◆ TASK REQUIREMENTS
Reproduce each of the lines word for word.

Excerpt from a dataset
_ _ _

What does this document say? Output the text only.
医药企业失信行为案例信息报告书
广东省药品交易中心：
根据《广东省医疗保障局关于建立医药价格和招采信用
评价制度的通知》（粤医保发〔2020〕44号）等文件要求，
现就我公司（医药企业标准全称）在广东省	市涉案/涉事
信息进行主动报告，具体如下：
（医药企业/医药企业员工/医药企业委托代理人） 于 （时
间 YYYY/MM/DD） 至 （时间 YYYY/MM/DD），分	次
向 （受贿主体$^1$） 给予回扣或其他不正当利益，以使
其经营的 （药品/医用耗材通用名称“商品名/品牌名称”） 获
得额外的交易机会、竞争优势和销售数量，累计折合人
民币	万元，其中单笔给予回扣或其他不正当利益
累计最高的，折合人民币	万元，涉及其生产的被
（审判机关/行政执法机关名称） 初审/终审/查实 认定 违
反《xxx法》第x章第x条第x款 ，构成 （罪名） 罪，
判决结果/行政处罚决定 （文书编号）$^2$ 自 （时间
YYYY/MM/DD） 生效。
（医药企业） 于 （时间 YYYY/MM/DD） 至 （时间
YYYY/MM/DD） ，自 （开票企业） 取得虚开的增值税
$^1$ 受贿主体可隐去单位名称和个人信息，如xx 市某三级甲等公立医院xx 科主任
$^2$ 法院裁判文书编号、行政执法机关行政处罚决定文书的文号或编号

_ _ _

◆ WRITTEN RESPONSE
What does this document say? Output the text only.
医药企业失信行为案例信息报告书
广东省药品交易中心：
根据《广东省医疗保障局关于建立医药价格和招采信用
评价制度的通知》（粤医保发〔2020〕44号）等文件要求，
现就我公司（医药企业标准全称）在广东省	市涉案/涉事
信息进行主动报告，具体如下：
（医药企业/医药企业员工/医药企业委托代理人） 于 （时
间 YYYY/MM/DD） 至 （时间 YYYY/MM/DD），分	次
向 （受贿主体$^1$） 给予回扣或其他不正当利益，以使
其经营的 （药品/医用耗材通用名称“商品名/品牌名称”） 获
得额外的交易机会、竞争优势和销售数量，累计折合人
民币	万元，其中单笔给予回扣或其他不正当利益
累计最高的，折合人民币	万元，涉及其生产的被
（审判机关/行政执法机关名称） 初审/终审/查实 认定 违
反《xxx法》第x章第x条第x款 ，构成 （罪名） 罪，
判决结果/行政处罚决定 （文书编号）$^2$ 自 （时间
YYYY/MM/DD） 生效。
（医药企业） 于 （时间 YYYY/MM/DD） 至 （时间
YYYY/MM/DD） ，自 （开票企业） 取得虚开的增值税
$^1$ 受贿主体可隐去单位名称和个人信息，如xx 市某三级甲等公立医院xx 科主任
$^2$ 法院裁判文书编号、行政执法机关行政处罚决定文书的文号或编号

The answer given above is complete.